Text:

* * * * * * * * *

Sohar University (جامعة صحار ) was established in 2001 as the first private university in Oman. It was granted degree awarding powers by the Oman Ministry of Higher Education, with the authority to provide programs and courses whose successful completion leads to academic awards.

Summary 
Sohar University has obtained official approval from the Ministry of Higher Education, following the issuance of the Ministry Decision No. 47/2001 dated 11/9/2001, to commence the first private university in the Sultanate of Oman. It originally started under the name of Sohar College of Applied Sciences, until formally approved as a university in a ceremony under the patronage of His Highness Sayed Asaad bin Toriq.

Tagline 
Sohar University is the second University in Oman, offers undergraduate and postgraduate programs. It has a world class campus located in Sohar. 

جامعة صحار هي الجامعة الثانية في سلطنة عمان، وتقدم برامج البكالوريوس والدراسات العليا. لديها حرم جامعي عالمي المستوى في ولاية صحار

About Sohar University

Faculties and Departments

Services

Research and Innovation
We are committed to the increased development of research and knowledge transfer during the coming five years that meets international standards. We believe that higher education and the student experience are enhanced by delivery in an environment where the academic staff is engaged with research, innovation, and knowledge transfer. The creation of new knowledge allows us to shape our future and provides opportunities for wealth generation and enhancement of the quality of life.

History
Sohar University effectively began its life as the Sohar College for Applied Sciences, which opened in 1998. At that time, the college's main overseas partner was the University of Lincolnshire & Humberside (UK). In 2001, Sohar University became affiliated to the University of Queensland (Australia), a member of Universitas 21, to ensure that its academic activities met international standards.

* * * * * * * * *

Stored data:
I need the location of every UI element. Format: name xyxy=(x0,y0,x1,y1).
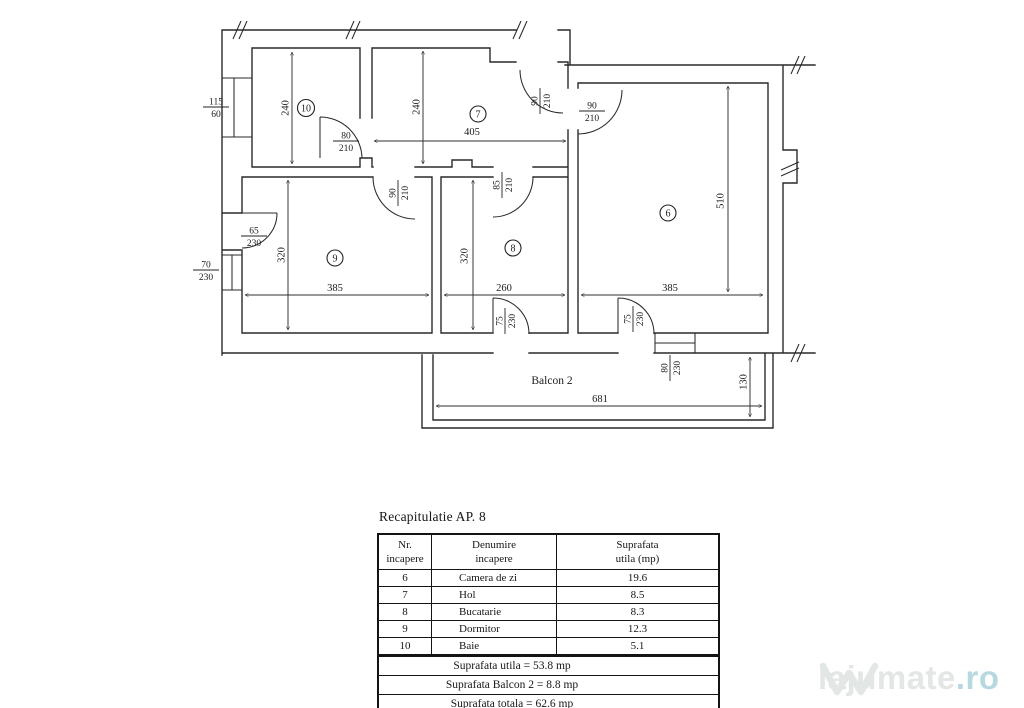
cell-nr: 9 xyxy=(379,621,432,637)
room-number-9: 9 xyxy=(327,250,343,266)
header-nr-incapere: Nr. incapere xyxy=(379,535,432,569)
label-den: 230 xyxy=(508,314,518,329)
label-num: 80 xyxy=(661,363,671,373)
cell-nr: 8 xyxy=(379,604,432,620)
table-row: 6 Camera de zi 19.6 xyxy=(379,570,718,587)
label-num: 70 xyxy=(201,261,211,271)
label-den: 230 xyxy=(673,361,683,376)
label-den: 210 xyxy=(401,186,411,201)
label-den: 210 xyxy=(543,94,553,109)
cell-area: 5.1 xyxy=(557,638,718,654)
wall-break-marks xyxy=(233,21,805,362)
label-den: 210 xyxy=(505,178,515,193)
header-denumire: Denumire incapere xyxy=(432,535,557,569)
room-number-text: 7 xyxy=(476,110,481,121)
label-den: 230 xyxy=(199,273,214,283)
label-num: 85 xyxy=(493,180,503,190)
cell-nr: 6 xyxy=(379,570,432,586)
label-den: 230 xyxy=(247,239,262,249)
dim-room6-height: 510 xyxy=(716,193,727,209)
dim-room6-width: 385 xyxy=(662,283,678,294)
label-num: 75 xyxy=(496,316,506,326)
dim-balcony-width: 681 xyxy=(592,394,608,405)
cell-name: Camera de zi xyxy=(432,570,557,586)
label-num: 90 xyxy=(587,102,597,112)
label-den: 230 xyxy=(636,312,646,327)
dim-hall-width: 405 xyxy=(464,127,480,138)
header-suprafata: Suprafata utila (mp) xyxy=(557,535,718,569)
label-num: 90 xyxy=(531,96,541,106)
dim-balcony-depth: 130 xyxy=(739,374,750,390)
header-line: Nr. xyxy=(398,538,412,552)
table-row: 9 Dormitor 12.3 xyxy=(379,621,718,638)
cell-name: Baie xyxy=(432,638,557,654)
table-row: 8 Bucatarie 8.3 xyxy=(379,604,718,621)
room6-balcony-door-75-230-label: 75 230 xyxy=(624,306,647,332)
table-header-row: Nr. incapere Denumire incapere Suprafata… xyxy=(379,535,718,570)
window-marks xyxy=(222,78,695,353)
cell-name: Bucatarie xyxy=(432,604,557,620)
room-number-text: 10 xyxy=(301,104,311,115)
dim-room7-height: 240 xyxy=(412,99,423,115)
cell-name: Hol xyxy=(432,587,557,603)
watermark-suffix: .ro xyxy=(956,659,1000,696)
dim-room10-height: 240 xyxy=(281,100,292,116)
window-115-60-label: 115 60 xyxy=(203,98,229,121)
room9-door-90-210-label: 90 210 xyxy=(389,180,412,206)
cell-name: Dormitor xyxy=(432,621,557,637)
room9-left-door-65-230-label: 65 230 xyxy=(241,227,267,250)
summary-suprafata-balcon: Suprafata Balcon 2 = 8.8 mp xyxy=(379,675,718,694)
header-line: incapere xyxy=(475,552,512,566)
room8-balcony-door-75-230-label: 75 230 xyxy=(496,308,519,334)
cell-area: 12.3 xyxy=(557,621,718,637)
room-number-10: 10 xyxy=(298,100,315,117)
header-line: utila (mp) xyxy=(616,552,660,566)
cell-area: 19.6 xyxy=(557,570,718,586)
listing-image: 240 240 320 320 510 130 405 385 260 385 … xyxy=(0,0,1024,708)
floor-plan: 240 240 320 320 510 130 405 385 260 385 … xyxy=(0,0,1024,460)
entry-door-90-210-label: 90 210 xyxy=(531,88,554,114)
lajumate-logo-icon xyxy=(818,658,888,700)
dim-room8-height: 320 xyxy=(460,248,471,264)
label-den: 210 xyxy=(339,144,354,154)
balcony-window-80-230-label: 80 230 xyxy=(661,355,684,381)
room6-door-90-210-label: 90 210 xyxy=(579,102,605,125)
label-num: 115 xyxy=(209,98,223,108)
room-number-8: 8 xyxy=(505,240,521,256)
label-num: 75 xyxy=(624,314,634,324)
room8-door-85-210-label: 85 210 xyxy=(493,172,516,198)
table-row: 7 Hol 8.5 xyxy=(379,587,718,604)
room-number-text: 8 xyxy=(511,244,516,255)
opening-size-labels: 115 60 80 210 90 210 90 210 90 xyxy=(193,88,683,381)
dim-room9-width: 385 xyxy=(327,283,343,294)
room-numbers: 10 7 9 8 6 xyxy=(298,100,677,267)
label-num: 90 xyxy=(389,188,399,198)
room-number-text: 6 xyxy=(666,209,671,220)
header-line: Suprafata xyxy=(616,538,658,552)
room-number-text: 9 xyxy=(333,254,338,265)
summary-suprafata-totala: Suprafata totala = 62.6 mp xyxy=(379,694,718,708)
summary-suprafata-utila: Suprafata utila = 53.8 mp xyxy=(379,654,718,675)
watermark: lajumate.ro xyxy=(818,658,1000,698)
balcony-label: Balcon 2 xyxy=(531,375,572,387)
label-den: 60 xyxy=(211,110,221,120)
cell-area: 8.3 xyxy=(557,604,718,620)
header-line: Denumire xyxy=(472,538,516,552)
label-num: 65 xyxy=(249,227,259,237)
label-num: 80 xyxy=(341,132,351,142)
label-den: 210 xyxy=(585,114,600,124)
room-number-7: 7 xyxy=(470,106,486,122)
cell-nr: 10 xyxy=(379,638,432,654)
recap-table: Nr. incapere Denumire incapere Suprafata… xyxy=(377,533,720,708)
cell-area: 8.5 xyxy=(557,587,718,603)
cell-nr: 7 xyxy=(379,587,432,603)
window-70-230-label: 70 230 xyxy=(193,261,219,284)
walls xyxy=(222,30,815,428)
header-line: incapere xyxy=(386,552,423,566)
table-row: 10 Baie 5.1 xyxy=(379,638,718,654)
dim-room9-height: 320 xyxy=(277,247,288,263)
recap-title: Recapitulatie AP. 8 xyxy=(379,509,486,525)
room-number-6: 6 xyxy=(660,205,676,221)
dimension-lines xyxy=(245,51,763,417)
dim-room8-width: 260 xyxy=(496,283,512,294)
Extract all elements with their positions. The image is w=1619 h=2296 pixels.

* * * * * * * * *

Problems to solve:
1) How would you render this sentence from the Sohar University text in French: "At that time, the college's main overseas partner was the University of Lincolnshire & Humberside (UK)."?
2) Could you duplicate, word for word, everything in the Sohar University text from "Sohar University (جامعة" down to "to academic awards."?

Expected responses:
1) À cette époque, le principal partenaire étranger du collège était l'University of Lincolnshire & Humberside (Royaume-Uni).

2)
Sohar University (جامعة صحار ) was established in 2001 as the first private university in Oman. It was granted degree awarding powers by the Oman Ministry of Higher Education, with the authority to provide programs and courses whose successful completion leads to academic awards.